— INSTRUCTIONS TO FOLLOW —
Write out the full set of records exactly. Any pictures in them do not belong in the copy.

--------------------

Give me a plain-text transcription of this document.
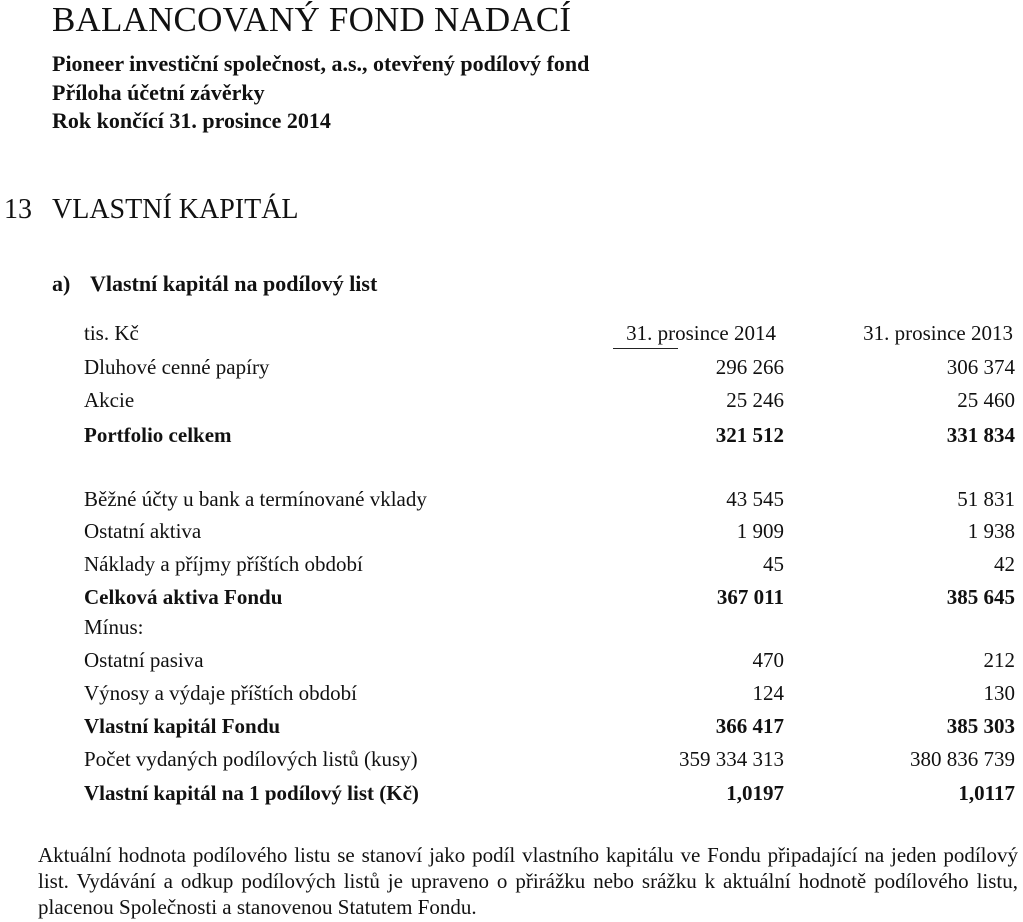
BALANCOVANÝ FOND NADACÍ
Pioneer investiční společnost, a.s., otevřený podílový fond
Příloha účetní závěrky
Rok končící 31. prosince 2014
13 VLASTNÍ KAPITÁL
a) Vlastní kapitál na podílový list
tis. Kč	31. prosince 2014	31. prosince 2013
Dluhové cenné papíry	296 266	306 374
Akcie	25 246	25 460
Portfolio celkem	321 512	331 834
Běžné účty u bank a termínované vklady	43 545	51 831
Ostatní aktiva	1 909	1 938
Náklady a příjmy příštích období	45	42
Celková aktiva Fondu	367 011	385 645
Mínus:
Ostatní pasiva	470	212
Výnosy a výdaje příštích období	124	130
Vlastní kapitál Fondu	366 417	385 303
Počet vydaných podílových listů (kusy)	359 334 313	380 836 739
Vlastní kapitál na 1 podílový list (Kč)	1,0197	1,0117

Aktuální hodnota podílového listu se stanoví jako podíl vlastního kapitálu ve Fondu připadající na jeden podílový list. Vydávání a odkup podílových listů je upraveno o přirážku nebo srážku k aktuální hodnotě podílového listu, placenou Společnosti a stanovenou Statutem Fondu.
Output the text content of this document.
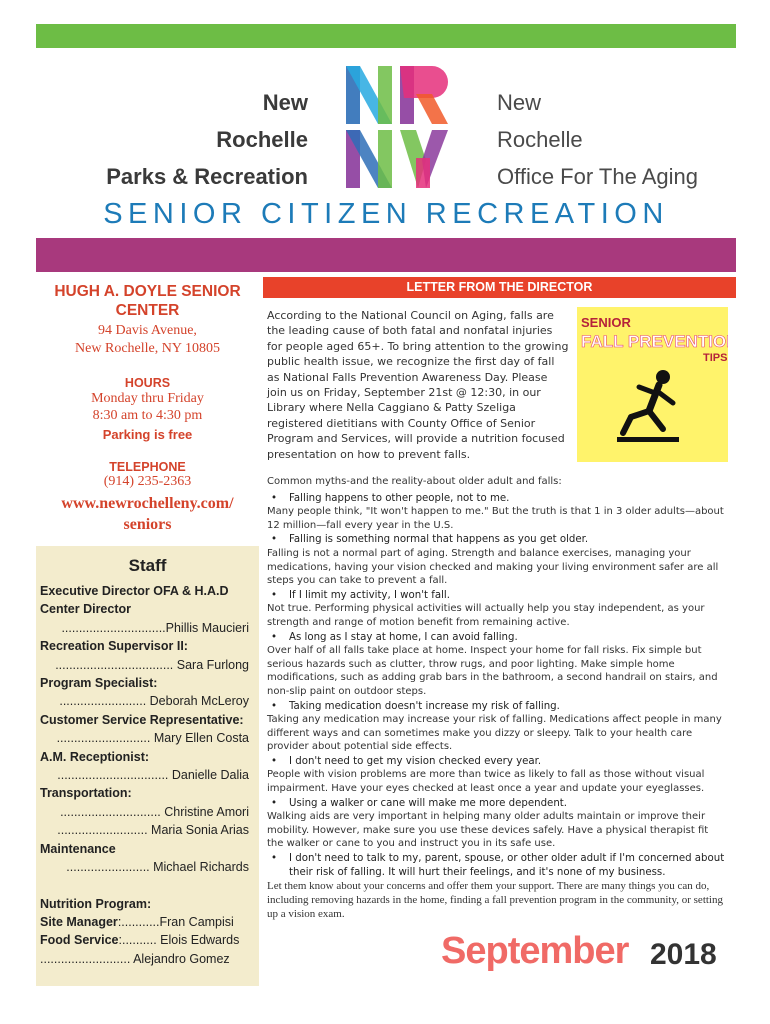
New
Rochelle
Parks & Recreation
New
Rochelle
Office For The Aging
SENIOR CITIZEN RECREATION
HUGH A. DOYLE SENIOR
CENTER
94 Davis Avenue,
New Rochelle, NY 10805
HOURS
Monday thru Friday
8:30 am to 4:30 pm
Parking is free
TELEPHONE
(914) 235-2363
www.newrochelleny.com/
seniors
Staff
Executive Director OFA & H.A.D Center Director
..............................Phillis Maucieri
Recreation Supervisor II:
.................................. Sara Furlong
Program Specialist:
......................... Deborah McLeroy
Customer Service Representative:
........................... Mary Ellen Costa
A.M. Receptionist:
................................ Danielle Dalia
Transportation:
............................. Christine Amori
.......................... Maria Sonia Arias
Maintenance
........................ Michael Richards
Nutrition Program:
Site Manager:...........Fran Campisi
Food Service:.......... Elois Edwards
.......................... Alejandro Gomez
LETTER FROM THE DIRECTOR
According to the National Council on Aging, falls are the leading cause of both fatal and nonfatal injuries for people aged 65+. To bring attention to the growing public health issue, we recognize the first day of fall as National Falls Prevention Awareness Day. Please join us on Friday, September 21st @ 12:30, in our Library where Nella Caggiano & Patty Szeliga registered dietitians with County Office of Senior Program and Services, will provide a nutrition focused presentation on how to prevent falls.
SENIOR
FALL PREVENTION
TIPS
Common myths-and the reality-about older adult and falls:
• Falling happens to other people, not to me.
Many people think, "It won't happen to me." But the truth is that 1 in 3 older adults—about 12 million—fall every year in the U.S.
• Falling is something normal that happens as you get older.
Falling is not a normal part of aging. Strength and balance exercises, managing your medications, having your vision checked and making your living environment safer are all steps you can take to prevent a fall.
• If I limit my activity, I won't fall.
Not true. Performing physical activities will actually help you stay independent, as your strength and range of motion benefit from remaining active.
• As long as I stay at home, I can avoid falling.
Over half of all falls take place at home. Inspect your home for fall risks. Fix simple but serious hazards such as clutter, throw rugs, and poor lighting. Make simple home modifications, such as adding grab bars in the bathroom, a second handrail on stairs, and non-slip paint on outdoor steps.
• Taking medication doesn't increase my risk of falling.
Taking any medication may increase your risk of falling. Medications affect people in many different ways and can sometimes make you dizzy or sleepy. Talk to your health care provider about potential side effects.
• I don't need to get my vision checked every year.
People with vision problems are more than twice as likely to fall as those without visual impairment. Have your eyes checked at least once a year and update your eyeglasses.
• Using a walker or cane will make me more dependent.
Walking aids are very important in helping many older adults maintain or improve their mobility. However, make sure you use these devices safely. Have a physical therapist fit the walker or cane to you and instruct you in its safe use.
• I don't need to talk to my, parent, spouse, or other older adult if I'm concerned about their risk of falling. It will hurt their feelings, and it's none of my business.
Let them know about your concerns and offer them your support. There are many things you can do, including removing hazards in the home, finding a fall prevention program in the community, or setting up a vision exam.
September 2018
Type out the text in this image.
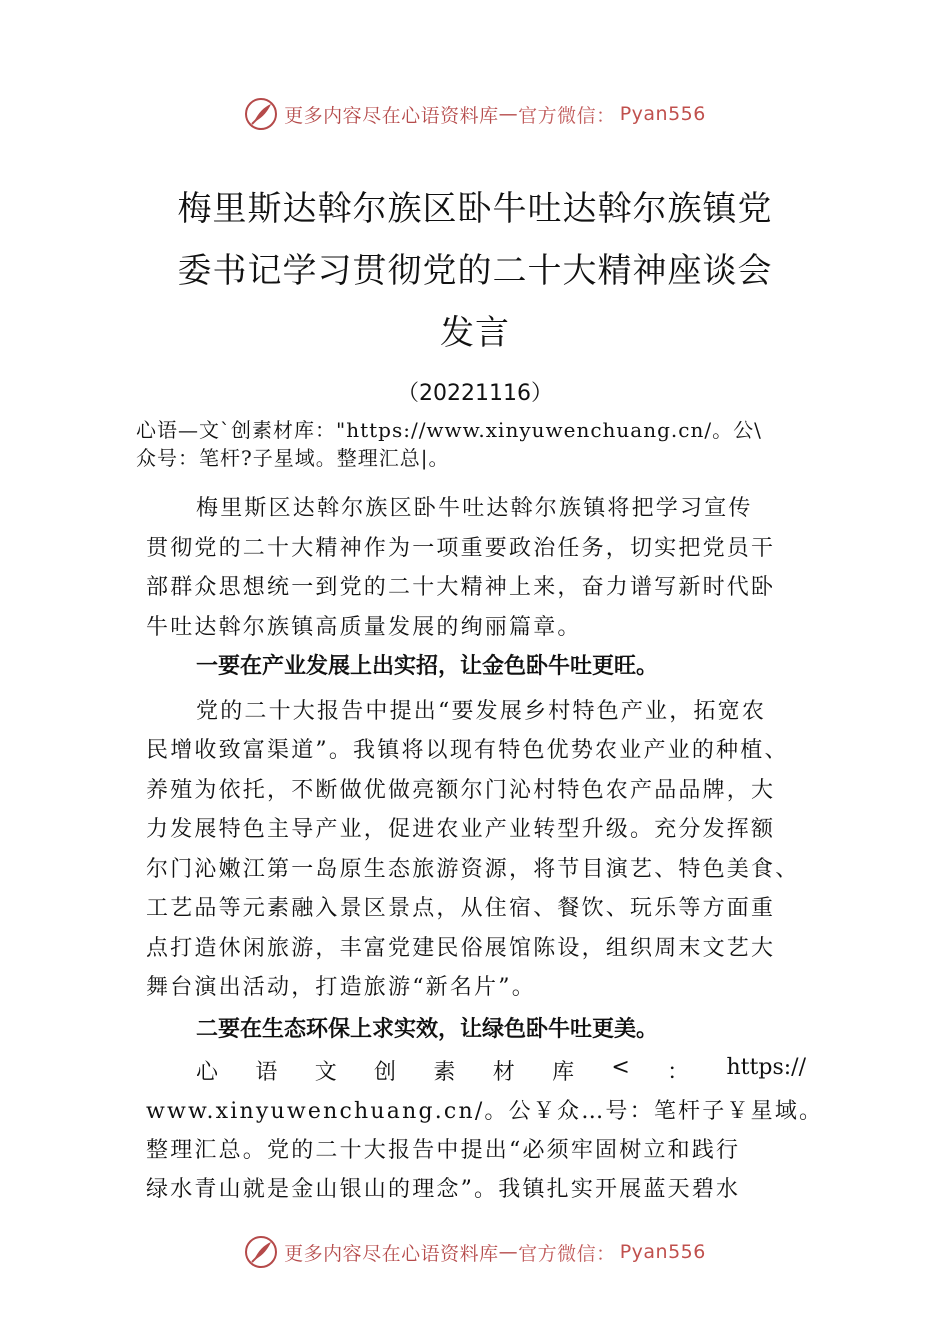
更多内容尽在心语资料库 — 官方微信： Pyan556
梅里斯达斡尔族区卧牛吐达斡尔族镇党
委书记学习贯彻党的二十大精神座谈会
发言
（20221116）
心语—文`创素材库："https://www.xinyuwenchuang.cn/。公\
众号：笔杆?子星域。整理汇总|。
梅里斯区达斡尔族区卧牛吐达斡尔族镇将把学习宣传
贯彻党的二十大精神作为一项重要政治任务，切实把党员干
部群众思想统一到党的二十大精神上来，奋力谱写新时代卧
牛吐达斡尔族镇高质量发展的绚丽篇章。
一要在产业发展上出实招，让金色卧牛吐更旺。
党的二十大报告中提出“要发展乡村特色产业，拓宽农
民增收致富渠道”。我镇将以现有特色优势农业产业的种植、
养殖为依托，不断做优做亮额尔门沁村特色农产品品牌，大
力发展特色主导产业，促进农业产业转型升级。充分发挥额
尔门沁嫩江第一岛原生态旅游资源，将节目演艺、特色美食、
工艺品等元素融入景区景点，从住宿、餐饮、玩乐等方面重
点打造休闲旅游，丰富党建民俗展馆陈设，组织周末文艺大
舞台演出活动，打造旅游“新名片”。
二要在生态环保上求实效，让绿色卧牛吐更美。
心 语 文 创 素 材 库 < ： https://
www.xinyuwenchuang.cn/。公￥众…号：笔杆子￥星域。
整理汇总。党的二十大报告中提出“必须牢固树立和践行
绿水青山就是金山银山的理念”。我镇扎实开展蓝天碧水
更多内容尽在心语资料库 — 官方微信： Pyan556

--------------------

— THE RESPONSE —
Give me a plain-text transcription of this document.
BALANCOVANÝ FOND NADACÍ
Pioneer investiční společnost, a.s., otevřený podílový fond
Příloha účetní závěrky
Rok končící 31. prosince 2014
13 VLASTNÍ KAPITÁL
a) Vlastní kapitál na podílový list
tis. Kč	31. prosince 2014	31. prosince 2013
Dluhové cenné papíry	296 266	306 374
Akcie	25 246	25 460
Portfolio celkem	321 512	331 834
Běžné účty u bank a termínované vklady	43 545	51 831
Ostatní aktiva	1 909	1 938
Náklady a příjmy příštích období	45	42
Celková aktiva Fondu	367 011	385 645
Mínus:
Ostatní pasiva	470	212
Výnosy a výdaje příštích období	124	130
Vlastní kapitál Fondu	366 417	385 303
Počet vydaných podílových listů (kusy)	359 334 313	380 836 739
Vlastní kapitál na 1 podílový list (Kč)	1,0197	1,0117

Aktuální hodnota podílového listu se stanoví jako podíl vlastního kapitálu ve Fondu připadající na jeden podílový list. Vydávání a odkup podílových listů je upraveno o přirážku nebo srážku k aktuální hodnotě podílového listu, placenou Společnosti a stanovenou Statutem Fondu.
Output the text content of this document.
New
Rochelle
Parks & Recreation
New
Rochelle
Office For The Aging
SENIOR CITIZEN RECREATION
HUGH A. DOYLE SENIOR
CENTER
94 Davis Avenue,
New Rochelle, NY 10805
HOURS
Monday thru Friday
8:30 am to 4:30 pm
Parking is free
TELEPHONE
(914) 235-2363
www.newrochelleny.com/
seniors
Staff
Executive Director OFA & H.A.D Center Director
..............................Phillis Maucieri
Recreation Supervisor II:
.................................. Sara Furlong
Program Specialist:
......................... Deborah McLeroy
Customer Service Representative:
........................... Mary Ellen Costa
A.M. Receptionist:
................................ Danielle Dalia
Transportation:
............................. Christine Amori
.......................... Maria Sonia Arias
Maintenance
........................ Michael Richards
Nutrition Program:
Site Manager:...........Fran Campisi
Food Service:.......... Elois Edwards
.......................... Alejandro Gomez
LETTER FROM THE DIRECTOR
According to the National Council on Aging, falls are the leading cause of both fatal and nonfatal injuries for people aged 65+. To bring attention to the growing public health issue, we recognize the first day of fall as National Falls Prevention Awareness Day. Please join us on Friday, September 21st @ 12:30, in our Library where Nella Caggiano & Patty Szeliga registered dietitians with County Office of Senior Program and Services, will provide a nutrition focused presentation on how to prevent falls.
SENIOR
FALL PREVENTION
TIPS
Common myths-and the reality-about older adult and falls:
• Falling happens to other people, not to me.
Many people think, "It won't happen to me." But the truth is that 1 in 3 older adults—about 12 million—fall every year in the U.S.
• Falling is something normal that happens as you get older.
Falling is not a normal part of aging. Strength and balance exercises, managing your medications, having your vision checked and making your living environment safer are all steps you can take to prevent a fall.
• If I limit my activity, I won't fall.
Not true. Performing physical activities will actually help you stay independent, as your strength and range of motion benefit from remaining active.
• As long as I stay at home, I can avoid falling.
Over half of all falls take place at home. Inspect your home for fall risks. Fix simple but serious hazards such as clutter, throw rugs, and poor lighting. Make simple home modifications, such as adding grab bars in the bathroom, a second handrail on stairs, and non-slip paint on outdoor steps.
• Taking medication doesn't increase my risk of falling.
Taking any medication may increase your risk of falling. Medications affect people in many different ways and can sometimes make you dizzy or sleepy. Talk to your health care provider about potential side effects.
• I don't need to get my vision checked every year.
People with vision problems are more than twice as likely to fall as those without visual impairment. Have your eyes checked at least once a year and update your eyeglasses.
• Using a walker or cane will make me more dependent.
Walking aids are very important in helping many older adults maintain or improve their mobility. However, make sure you use these devices safely. Have a physical therapist fit the walker or cane to you and instruct you in its safe use.
• I don't need to talk to my, parent, spouse, or other older adult if I'm concerned about their risk of falling. It will hurt their feelings, and it's none of my business.
Let them know about your concerns and offer them your support. There are many things you can do, including removing hazards in the home, finding a fall prevention program in the community, or setting up a vision exam.
September 2018
Type out the text in this image.
更多内容尽在心语资料库 — 官方微信： Pyan556
梅里斯达斡尔族区卧牛吐达斡尔族镇党
委书记学习贯彻党的二十大精神座谈会
发言
（20221116）
心语—文`创素材库："https://www.xinyuwenchuang.cn/。公\
众号：笔杆?子星域。整理汇总|。
梅里斯区达斡尔族区卧牛吐达斡尔族镇将把学习宣传
贯彻党的二十大精神作为一项重要政治任务，切实把党员干
部群众思想统一到党的二十大精神上来，奋力谱写新时代卧
牛吐达斡尔族镇高质量发展的绚丽篇章。
一要在产业发展上出实招，让金色卧牛吐更旺。
党的二十大报告中提出“要发展乡村特色产业，拓宽农
民增收致富渠道”。我镇将以现有特色优势农业产业的种植、
养殖为依托，不断做优做亮额尔门沁村特色农产品品牌，大
力发展特色主导产业，促进农业产业转型升级。充分发挥额
尔门沁嫩江第一岛原生态旅游资源，将节目演艺、特色美食、
工艺品等元素融入景区景点，从住宿、餐饮、玩乐等方面重
点打造休闲旅游，丰富党建民俗展馆陈设，组织周末文艺大
舞台演出活动，打造旅游“新名片”。
二要在生态环保上求实效，让绿色卧牛吐更美。
心 语 文 创 素 材 库 < ： https://
www.xinyuwenchuang.cn/。公￥众…号：笔杆子￥星域。
整理汇总。党的二十大报告中提出“必须牢固树立和践行
绿水青山就是金山银山的理念”。我镇扎实开展蓝天碧水
更多内容尽在心语资料库 — 官方微信： Pyan556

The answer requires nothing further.